> Short exercise
Report all lines from the entries below in which "Guanidine" appears.

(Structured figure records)
[START]

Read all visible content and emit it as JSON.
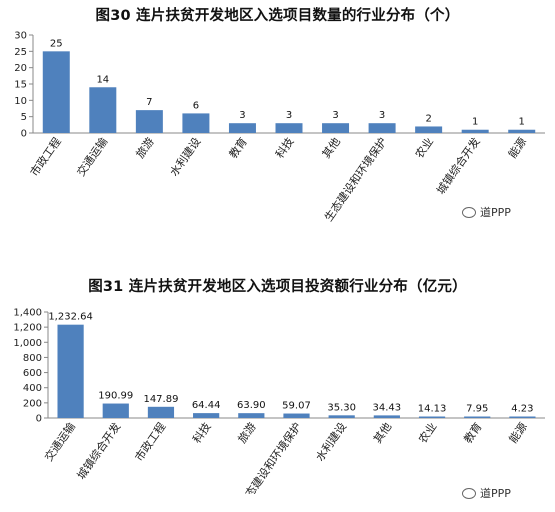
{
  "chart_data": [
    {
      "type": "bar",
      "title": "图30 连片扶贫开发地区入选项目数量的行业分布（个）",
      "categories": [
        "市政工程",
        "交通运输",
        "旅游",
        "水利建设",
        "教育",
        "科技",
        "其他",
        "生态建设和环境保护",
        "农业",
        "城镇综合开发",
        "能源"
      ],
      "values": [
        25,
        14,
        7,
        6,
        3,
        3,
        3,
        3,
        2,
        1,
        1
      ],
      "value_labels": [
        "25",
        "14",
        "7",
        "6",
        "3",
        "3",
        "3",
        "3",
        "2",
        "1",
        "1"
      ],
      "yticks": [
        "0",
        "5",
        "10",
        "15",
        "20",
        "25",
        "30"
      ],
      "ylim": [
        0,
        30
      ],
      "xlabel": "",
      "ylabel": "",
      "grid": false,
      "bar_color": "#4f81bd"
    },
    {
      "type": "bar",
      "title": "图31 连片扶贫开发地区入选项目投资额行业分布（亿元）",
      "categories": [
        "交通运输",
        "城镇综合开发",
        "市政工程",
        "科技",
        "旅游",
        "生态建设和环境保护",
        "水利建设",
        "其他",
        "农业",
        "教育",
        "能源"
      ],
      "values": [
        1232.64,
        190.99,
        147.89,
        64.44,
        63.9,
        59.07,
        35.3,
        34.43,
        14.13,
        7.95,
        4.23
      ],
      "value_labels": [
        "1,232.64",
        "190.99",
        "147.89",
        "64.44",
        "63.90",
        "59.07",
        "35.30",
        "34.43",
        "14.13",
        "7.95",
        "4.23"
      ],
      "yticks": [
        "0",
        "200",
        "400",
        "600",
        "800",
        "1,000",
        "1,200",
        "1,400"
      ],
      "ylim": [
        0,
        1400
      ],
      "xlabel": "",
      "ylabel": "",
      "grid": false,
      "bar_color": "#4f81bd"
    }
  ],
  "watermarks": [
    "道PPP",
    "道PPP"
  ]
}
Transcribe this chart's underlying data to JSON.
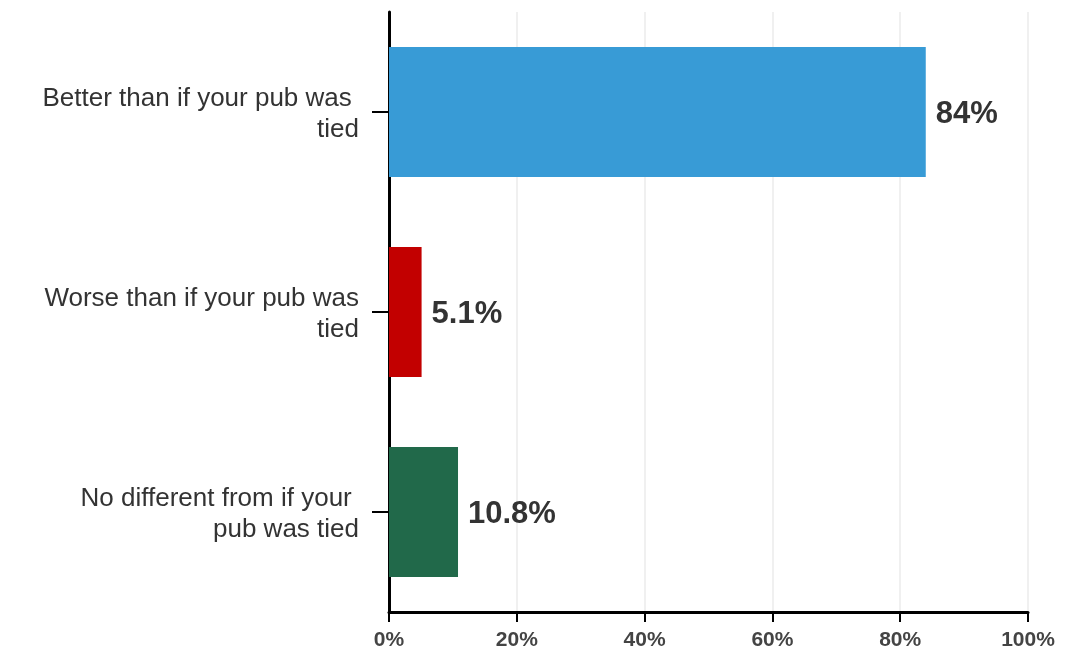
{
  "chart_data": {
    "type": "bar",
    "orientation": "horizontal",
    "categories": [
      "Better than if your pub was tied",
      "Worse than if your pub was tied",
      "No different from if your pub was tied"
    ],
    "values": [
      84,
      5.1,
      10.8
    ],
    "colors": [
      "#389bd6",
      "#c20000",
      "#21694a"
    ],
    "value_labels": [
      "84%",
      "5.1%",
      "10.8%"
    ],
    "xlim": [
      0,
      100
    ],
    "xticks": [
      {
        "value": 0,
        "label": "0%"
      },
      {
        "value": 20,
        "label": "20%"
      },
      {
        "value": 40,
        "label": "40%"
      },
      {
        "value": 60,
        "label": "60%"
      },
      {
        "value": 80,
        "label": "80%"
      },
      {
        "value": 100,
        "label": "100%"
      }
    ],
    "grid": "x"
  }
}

[END]
[START]

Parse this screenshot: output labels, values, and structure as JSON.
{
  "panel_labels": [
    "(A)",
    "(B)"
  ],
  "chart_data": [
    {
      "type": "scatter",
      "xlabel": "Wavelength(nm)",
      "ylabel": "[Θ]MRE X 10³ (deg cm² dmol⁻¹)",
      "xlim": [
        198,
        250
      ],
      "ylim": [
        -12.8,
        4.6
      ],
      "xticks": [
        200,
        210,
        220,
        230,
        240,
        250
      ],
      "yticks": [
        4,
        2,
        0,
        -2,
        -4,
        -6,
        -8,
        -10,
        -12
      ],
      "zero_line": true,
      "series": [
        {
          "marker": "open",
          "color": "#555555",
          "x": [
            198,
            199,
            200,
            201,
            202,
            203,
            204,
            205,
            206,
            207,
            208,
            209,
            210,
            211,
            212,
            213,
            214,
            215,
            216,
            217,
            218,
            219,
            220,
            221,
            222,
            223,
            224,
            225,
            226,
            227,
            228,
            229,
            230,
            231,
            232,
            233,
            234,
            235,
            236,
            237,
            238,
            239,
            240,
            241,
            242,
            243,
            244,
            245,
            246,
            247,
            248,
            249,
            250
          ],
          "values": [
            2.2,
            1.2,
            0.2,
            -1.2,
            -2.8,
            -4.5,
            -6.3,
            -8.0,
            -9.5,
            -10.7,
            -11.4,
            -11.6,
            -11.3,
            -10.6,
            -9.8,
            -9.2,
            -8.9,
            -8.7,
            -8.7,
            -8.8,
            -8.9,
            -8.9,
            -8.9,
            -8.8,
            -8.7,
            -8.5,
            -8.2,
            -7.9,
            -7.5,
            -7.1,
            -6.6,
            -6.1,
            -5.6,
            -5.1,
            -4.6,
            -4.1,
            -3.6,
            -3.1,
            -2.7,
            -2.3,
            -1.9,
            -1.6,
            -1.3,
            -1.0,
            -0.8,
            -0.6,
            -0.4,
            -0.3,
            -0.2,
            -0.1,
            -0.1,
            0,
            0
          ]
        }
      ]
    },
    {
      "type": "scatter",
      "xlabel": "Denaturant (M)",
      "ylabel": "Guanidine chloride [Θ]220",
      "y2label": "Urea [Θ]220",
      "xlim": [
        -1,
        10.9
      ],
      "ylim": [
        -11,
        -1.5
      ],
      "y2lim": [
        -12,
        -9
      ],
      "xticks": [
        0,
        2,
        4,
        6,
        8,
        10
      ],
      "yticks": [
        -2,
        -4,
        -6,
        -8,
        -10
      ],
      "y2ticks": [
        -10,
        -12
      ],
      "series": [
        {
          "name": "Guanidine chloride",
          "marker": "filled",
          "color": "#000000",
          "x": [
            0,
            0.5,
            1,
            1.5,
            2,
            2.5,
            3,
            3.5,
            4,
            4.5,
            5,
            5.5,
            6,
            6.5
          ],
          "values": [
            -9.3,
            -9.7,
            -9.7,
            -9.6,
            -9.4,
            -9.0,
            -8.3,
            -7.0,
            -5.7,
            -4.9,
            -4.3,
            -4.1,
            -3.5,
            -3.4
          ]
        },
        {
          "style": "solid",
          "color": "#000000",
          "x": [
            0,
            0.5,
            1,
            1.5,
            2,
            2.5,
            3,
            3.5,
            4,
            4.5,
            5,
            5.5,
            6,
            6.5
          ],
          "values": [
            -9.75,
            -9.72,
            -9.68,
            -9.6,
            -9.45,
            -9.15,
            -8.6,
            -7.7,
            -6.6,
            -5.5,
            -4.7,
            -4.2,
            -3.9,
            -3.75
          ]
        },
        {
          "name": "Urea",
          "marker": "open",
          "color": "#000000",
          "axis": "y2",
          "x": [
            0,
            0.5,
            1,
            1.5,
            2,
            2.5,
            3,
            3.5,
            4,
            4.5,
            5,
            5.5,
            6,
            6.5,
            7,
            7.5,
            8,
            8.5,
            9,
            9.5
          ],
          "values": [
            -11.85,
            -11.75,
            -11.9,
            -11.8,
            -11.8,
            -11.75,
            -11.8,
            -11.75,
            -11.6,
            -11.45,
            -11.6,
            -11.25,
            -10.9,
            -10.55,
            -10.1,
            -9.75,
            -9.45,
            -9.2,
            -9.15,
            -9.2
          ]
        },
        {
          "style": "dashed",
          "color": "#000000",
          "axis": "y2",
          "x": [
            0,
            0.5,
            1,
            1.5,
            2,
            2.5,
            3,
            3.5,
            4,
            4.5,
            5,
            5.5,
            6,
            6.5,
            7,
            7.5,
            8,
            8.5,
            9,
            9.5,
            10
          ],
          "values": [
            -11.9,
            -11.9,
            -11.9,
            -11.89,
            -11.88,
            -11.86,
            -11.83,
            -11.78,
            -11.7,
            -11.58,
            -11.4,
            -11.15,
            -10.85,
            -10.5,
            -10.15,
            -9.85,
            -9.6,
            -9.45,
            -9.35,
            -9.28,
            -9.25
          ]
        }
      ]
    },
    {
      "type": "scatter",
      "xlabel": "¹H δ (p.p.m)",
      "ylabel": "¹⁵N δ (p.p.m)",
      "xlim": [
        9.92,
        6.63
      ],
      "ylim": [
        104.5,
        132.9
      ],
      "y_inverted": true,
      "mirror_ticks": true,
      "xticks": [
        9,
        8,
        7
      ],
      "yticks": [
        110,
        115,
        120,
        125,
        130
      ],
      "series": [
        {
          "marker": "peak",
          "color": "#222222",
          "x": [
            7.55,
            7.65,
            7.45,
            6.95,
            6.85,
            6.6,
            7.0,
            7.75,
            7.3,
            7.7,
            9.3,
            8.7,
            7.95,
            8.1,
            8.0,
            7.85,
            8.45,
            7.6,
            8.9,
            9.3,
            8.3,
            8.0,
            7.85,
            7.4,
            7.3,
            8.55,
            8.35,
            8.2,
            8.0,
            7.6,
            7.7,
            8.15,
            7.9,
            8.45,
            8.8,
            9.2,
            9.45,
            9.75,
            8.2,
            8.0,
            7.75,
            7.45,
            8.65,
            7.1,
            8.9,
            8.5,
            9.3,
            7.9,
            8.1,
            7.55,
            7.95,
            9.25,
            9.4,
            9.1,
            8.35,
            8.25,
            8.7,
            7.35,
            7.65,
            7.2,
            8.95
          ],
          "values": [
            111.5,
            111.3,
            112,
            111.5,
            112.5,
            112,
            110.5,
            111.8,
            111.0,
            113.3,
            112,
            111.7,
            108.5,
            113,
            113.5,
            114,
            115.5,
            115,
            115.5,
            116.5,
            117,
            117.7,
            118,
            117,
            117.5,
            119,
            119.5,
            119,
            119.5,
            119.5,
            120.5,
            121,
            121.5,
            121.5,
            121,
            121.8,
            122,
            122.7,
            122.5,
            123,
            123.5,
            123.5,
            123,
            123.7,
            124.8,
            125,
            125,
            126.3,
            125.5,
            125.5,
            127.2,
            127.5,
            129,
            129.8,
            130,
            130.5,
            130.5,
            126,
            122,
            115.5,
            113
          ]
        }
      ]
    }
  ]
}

[END]

> The answer
      "ylabel": "Guanidine chloride [Θ]220",
          "name": "Guanidine chloride",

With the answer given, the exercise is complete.